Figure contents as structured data
"""

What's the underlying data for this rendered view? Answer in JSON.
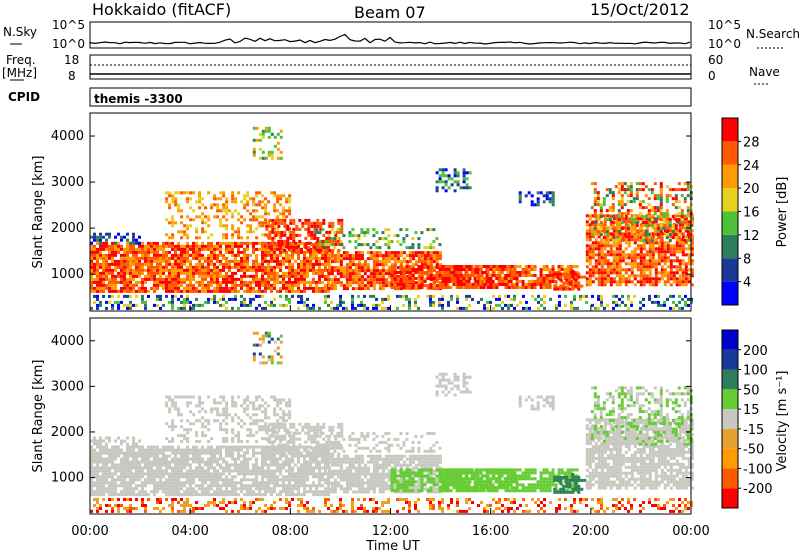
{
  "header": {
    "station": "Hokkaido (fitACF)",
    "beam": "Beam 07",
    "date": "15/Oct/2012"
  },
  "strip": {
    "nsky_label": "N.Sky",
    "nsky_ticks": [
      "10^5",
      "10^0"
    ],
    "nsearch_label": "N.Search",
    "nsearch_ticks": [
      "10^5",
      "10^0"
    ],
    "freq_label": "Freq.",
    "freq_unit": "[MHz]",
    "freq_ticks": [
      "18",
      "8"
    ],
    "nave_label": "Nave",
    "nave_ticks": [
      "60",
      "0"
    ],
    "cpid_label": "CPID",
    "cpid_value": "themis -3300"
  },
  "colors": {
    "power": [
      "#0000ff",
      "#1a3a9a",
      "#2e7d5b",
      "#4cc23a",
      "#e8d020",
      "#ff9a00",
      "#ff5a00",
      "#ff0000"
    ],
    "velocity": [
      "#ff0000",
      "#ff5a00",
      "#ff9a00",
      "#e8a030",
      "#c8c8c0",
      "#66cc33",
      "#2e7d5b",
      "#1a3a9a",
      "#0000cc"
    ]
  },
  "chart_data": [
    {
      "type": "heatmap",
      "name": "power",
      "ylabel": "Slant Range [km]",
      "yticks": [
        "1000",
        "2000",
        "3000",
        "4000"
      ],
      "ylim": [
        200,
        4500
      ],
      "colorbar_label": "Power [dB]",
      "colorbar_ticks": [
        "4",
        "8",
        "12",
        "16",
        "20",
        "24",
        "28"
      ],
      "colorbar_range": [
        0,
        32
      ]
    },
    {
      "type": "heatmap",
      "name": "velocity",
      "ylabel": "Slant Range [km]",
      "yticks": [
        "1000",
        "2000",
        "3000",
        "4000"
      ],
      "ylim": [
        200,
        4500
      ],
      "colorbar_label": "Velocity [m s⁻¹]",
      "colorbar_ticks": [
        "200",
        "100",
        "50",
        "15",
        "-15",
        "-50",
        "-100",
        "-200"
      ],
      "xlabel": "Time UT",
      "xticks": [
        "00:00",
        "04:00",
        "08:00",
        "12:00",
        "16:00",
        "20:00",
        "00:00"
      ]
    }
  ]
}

"""
"""

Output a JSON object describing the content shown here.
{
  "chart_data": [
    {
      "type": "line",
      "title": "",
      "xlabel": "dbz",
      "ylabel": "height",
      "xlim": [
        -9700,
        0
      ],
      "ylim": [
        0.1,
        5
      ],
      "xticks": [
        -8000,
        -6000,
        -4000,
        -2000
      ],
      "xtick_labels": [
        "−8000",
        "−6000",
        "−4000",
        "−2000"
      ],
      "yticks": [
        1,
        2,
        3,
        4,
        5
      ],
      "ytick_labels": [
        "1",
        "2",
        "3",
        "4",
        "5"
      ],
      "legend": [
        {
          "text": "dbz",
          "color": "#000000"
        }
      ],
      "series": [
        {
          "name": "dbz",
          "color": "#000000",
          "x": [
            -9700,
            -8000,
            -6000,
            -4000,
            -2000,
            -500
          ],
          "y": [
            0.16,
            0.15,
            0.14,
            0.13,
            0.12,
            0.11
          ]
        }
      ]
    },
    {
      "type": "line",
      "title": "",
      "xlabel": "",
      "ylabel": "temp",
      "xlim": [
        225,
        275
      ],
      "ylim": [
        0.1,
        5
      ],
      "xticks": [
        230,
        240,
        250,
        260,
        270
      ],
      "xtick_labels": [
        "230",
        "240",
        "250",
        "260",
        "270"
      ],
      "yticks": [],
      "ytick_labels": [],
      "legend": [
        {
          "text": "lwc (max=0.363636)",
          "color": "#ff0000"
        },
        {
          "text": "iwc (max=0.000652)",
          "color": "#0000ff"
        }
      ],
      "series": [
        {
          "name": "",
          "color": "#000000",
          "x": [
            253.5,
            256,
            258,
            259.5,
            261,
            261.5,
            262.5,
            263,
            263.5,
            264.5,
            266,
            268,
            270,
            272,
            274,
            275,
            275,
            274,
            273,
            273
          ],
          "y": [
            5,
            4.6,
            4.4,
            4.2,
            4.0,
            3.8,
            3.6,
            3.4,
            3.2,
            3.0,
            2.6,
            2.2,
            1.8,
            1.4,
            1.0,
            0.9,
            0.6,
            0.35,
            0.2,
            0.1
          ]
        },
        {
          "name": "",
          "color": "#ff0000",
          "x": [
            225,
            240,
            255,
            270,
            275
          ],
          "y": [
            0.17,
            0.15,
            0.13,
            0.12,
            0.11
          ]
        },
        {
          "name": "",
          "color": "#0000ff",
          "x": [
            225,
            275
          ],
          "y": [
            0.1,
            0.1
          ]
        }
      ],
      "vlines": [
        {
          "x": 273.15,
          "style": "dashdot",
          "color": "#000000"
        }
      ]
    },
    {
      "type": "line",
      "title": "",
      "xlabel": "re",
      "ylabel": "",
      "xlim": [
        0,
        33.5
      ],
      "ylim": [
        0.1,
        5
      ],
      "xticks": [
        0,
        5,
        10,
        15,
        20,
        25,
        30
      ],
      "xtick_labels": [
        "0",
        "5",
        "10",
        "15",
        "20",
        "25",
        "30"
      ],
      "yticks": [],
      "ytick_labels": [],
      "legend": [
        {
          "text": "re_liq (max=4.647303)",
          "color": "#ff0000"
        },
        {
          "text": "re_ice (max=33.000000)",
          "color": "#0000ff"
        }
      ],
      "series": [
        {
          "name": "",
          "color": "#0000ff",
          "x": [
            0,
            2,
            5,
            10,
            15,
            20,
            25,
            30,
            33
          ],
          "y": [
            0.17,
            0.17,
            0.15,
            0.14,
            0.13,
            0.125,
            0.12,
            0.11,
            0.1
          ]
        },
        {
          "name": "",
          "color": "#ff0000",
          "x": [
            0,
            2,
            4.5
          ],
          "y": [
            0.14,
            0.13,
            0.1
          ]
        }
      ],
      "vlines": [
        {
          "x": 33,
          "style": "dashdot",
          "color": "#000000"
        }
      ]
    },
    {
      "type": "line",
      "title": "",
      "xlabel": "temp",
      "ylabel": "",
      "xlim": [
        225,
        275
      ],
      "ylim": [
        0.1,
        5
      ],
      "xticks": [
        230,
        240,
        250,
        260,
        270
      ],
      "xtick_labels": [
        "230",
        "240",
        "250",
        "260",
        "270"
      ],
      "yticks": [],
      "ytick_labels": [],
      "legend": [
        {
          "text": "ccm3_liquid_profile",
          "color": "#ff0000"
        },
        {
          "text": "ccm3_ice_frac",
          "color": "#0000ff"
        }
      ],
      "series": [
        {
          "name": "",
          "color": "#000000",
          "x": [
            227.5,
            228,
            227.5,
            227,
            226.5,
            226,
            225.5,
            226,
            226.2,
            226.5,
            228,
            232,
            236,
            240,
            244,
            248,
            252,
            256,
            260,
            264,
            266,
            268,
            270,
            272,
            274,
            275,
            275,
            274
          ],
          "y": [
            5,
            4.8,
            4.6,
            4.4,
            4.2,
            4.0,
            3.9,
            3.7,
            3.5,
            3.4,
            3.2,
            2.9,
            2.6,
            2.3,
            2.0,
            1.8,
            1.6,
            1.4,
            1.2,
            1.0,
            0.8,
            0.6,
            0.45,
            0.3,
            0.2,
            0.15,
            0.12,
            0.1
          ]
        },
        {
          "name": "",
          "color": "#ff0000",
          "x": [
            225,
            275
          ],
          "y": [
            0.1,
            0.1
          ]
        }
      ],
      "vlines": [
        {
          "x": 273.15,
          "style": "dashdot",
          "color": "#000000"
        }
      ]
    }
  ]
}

"""

Find every line that includes the string "xlabel". Report how many there are and nothing else.

* **Solution to the problem**:
5